━━ Material for the task ━━

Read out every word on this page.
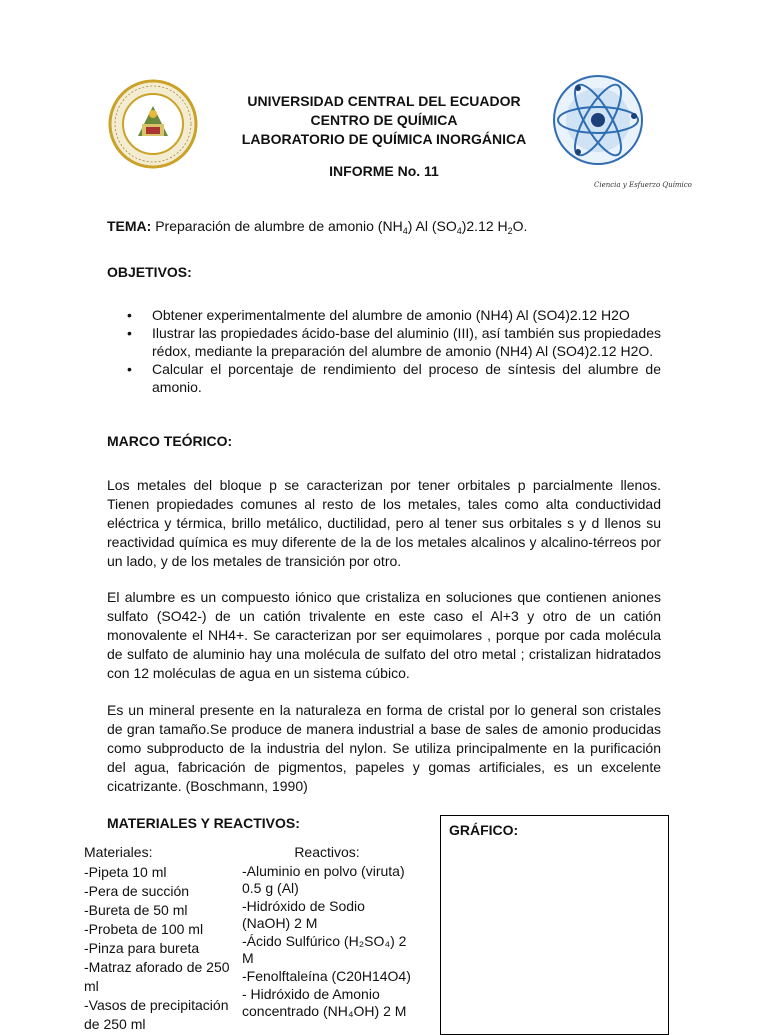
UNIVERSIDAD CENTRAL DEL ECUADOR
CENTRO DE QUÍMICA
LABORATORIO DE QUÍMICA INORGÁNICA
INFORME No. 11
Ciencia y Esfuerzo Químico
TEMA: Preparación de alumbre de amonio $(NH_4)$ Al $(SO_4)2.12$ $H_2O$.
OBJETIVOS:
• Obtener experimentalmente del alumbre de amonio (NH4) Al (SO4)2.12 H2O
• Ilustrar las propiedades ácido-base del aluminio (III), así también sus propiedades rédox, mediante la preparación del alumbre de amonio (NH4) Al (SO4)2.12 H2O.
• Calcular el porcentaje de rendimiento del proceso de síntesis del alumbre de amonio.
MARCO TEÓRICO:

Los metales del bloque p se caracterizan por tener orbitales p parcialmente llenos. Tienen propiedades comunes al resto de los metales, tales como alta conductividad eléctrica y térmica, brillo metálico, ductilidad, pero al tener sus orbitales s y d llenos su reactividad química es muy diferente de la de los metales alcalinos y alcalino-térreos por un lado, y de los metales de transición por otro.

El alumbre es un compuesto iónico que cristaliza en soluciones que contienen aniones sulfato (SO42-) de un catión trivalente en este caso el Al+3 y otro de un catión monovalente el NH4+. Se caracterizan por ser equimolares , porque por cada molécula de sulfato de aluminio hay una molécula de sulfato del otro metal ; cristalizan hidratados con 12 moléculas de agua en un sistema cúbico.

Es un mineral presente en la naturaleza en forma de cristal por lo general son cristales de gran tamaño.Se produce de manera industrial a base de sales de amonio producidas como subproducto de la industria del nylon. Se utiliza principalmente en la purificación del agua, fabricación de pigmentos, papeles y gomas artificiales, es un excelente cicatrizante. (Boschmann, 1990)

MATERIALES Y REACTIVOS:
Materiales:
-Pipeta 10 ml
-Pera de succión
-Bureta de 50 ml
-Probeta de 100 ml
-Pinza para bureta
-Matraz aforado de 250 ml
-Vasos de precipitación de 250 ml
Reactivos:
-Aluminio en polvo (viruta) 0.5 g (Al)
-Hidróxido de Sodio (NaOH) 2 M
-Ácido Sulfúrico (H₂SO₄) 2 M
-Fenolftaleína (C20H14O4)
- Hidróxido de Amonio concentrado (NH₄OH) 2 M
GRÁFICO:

━━━

▶ Prompt
Where a line contains "base", copy that line.

▶ The response
• Ilustrar las propiedades ácido-base del aluminio (III), así también sus propiedades rédox, mediante la preparación del alumbre de amonio (NH4) Al (SO4)2.12 H2O.
Es un mineral presente en la naturaleza en forma de cristal por lo general son cristales de gran tamaño.Se produce de manera industrial a base de sales de amonio producidas como subproducto de la industria del nylon. Se utiliza principalmente en la purificación del agua, fabricación de pigmentos, papeles y gomas artificiales, es un excelente cicatrizante. (Boschmann, 1990)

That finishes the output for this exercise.